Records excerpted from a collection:
┄┄┄┄┄┄┄┄┄┄┄┄┄┄┄┄┄┄┄┄

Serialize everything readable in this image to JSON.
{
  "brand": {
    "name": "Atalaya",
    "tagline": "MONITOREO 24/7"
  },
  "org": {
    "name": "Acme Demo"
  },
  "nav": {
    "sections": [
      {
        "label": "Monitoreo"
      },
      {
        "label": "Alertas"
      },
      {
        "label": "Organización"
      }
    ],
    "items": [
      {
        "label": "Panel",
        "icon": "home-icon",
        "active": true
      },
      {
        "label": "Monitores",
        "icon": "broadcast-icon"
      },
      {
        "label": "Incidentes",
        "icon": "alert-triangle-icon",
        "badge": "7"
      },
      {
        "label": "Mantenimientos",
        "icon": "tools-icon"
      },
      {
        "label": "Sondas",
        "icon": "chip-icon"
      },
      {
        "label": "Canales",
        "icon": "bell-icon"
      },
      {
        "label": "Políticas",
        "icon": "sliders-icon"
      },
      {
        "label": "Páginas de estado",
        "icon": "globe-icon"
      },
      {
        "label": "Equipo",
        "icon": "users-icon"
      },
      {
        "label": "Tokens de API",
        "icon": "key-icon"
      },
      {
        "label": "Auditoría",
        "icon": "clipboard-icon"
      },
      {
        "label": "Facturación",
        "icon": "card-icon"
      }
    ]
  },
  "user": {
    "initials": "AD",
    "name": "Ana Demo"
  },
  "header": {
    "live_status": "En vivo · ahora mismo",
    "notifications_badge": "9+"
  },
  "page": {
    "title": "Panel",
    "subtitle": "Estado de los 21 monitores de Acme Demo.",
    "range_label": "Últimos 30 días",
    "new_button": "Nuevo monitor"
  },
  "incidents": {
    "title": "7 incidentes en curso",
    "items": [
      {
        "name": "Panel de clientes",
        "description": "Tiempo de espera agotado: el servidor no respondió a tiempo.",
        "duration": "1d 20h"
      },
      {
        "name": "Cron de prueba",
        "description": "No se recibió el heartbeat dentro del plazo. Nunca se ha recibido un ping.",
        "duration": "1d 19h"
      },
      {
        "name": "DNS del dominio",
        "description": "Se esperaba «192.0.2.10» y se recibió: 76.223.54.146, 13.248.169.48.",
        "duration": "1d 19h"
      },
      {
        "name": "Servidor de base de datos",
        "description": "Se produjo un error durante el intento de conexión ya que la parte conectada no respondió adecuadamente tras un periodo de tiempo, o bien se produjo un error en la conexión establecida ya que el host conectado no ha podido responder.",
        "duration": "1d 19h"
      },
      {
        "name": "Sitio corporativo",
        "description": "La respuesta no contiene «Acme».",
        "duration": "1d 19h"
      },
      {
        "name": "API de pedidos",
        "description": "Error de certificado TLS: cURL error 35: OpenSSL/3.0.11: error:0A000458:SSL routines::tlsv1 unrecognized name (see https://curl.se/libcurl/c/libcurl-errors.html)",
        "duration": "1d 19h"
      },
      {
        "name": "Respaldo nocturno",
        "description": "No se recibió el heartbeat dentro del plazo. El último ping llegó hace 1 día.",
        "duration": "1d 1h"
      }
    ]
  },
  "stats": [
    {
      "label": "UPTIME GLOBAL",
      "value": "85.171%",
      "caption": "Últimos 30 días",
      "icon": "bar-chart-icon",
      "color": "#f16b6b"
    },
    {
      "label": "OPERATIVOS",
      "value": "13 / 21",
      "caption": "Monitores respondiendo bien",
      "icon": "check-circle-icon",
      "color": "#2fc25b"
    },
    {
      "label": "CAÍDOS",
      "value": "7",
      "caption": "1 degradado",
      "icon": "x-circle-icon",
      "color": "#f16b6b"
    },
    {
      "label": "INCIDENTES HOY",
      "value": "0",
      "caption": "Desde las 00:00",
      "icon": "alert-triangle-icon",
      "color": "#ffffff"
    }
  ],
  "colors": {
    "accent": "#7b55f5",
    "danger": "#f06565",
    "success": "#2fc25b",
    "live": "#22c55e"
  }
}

┄┄┄┄┄┄┄┄┄┄┄┄┄┄┄┄┄┄┄┄

* **GOAL**:
Look through the records above and report how many lines hold the word "Últimos", giving only the number.

* **SOLUTION TO THE PROBLEM**:
2